Find every line with the string "等其他费用" in it, count them, and reply with that count only.

─── Records shown

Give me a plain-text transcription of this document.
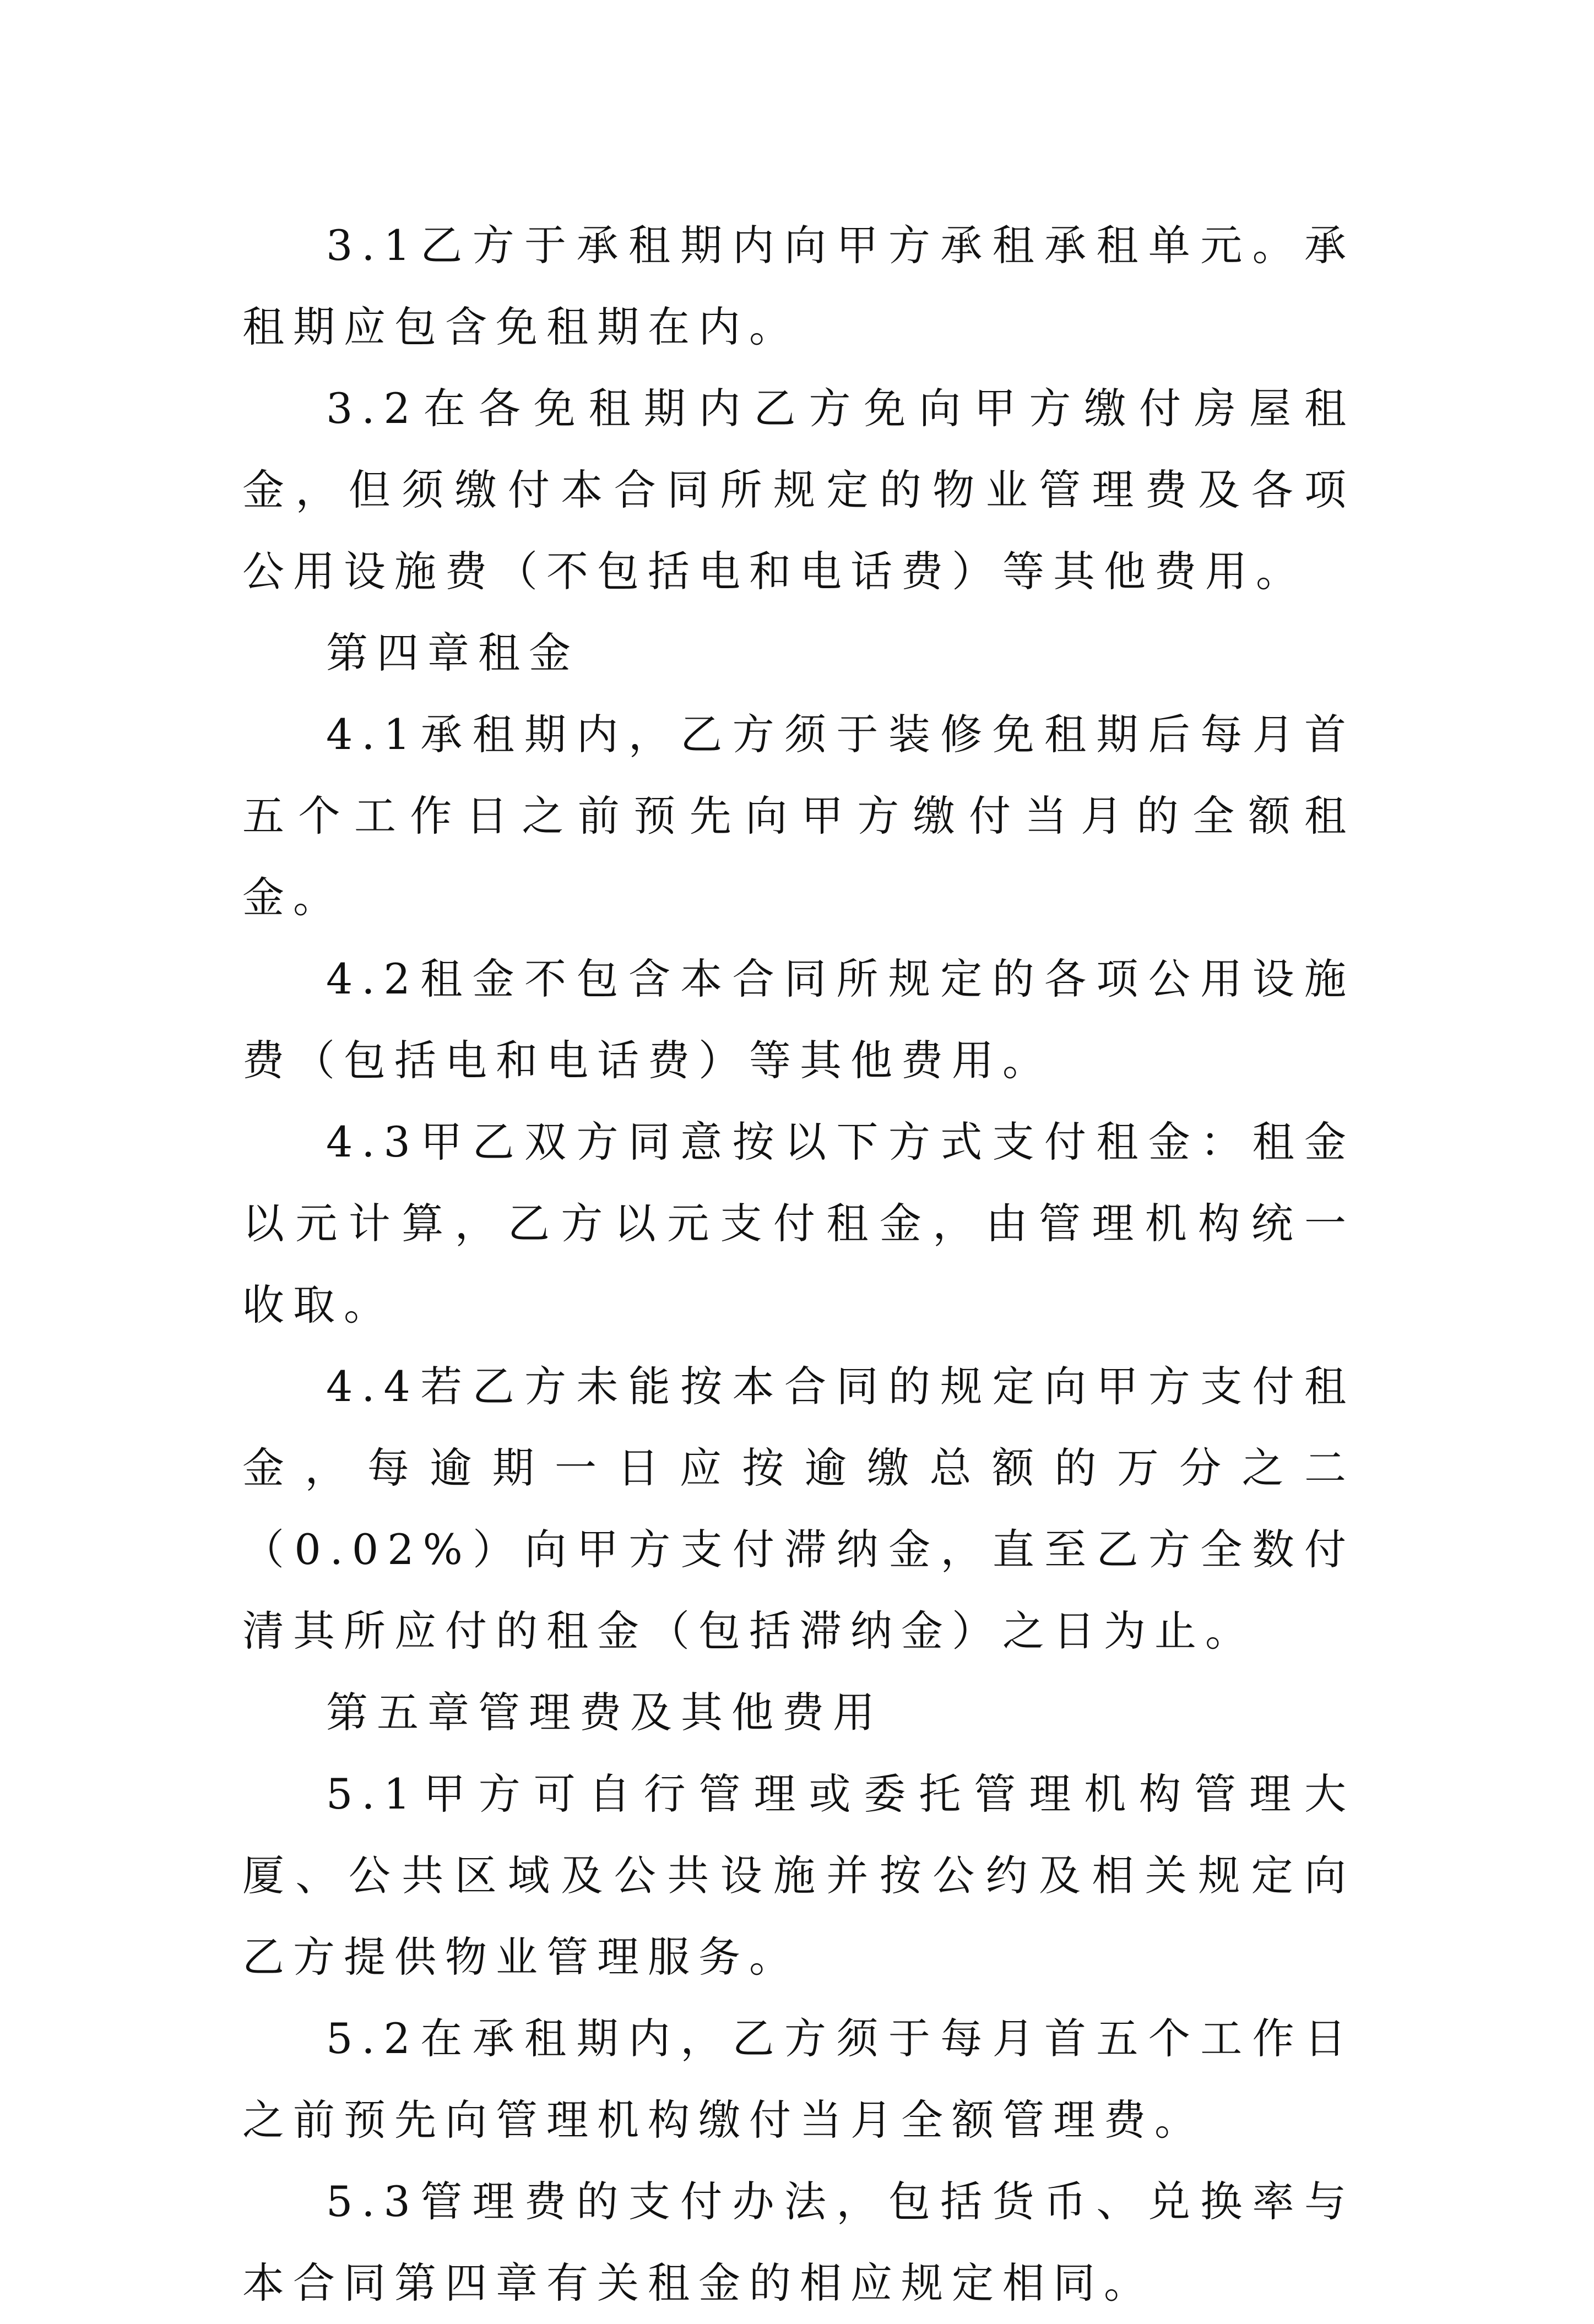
3.1乙方于承租期内向甲方承租承租单元。承租期应包含免租期在内。

3.2在各免租期内乙方免向甲方缴付房屋租金，但须缴付本合同所规定的物业管理费及各项公用设施费（不包括电和电话费）等其他费用。

第四章租金

4.1承租期内，乙方须于装修免租期后每月首五个工作日之前预先向甲方缴付当月的全额租金。

4.2租金不包含本合同所规定的各项公用设施费（包括电和电话费）等其他费用。

4.3甲乙双方同意按以下方式支付租金：租金以元计算，乙方以元支付租金，由管理机构统一收取。

4.4若乙方未能按本合同的规定向甲方支付租金，每逾期一日应按逾缴总额的万分之二（0.02%）向甲方支付滞纳金，直至乙方全数付清其所应付的租金（包括滞纳金）之日为止。

第五章管理费及其他费用

5.1甲方可自行管理或委托管理机构管理大厦、公共区域及公共设施并按公约及相关规定向乙方提供物业管理服务。

5.2在承租期内，乙方须于每月首五个工作日之前预先向管理机构缴付当月全额管理费。

5.3管理费的支付办法，包括货币、兑换率与本合同第四章有关租金的相应规定相同。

──────

=== Exercise answer ===
2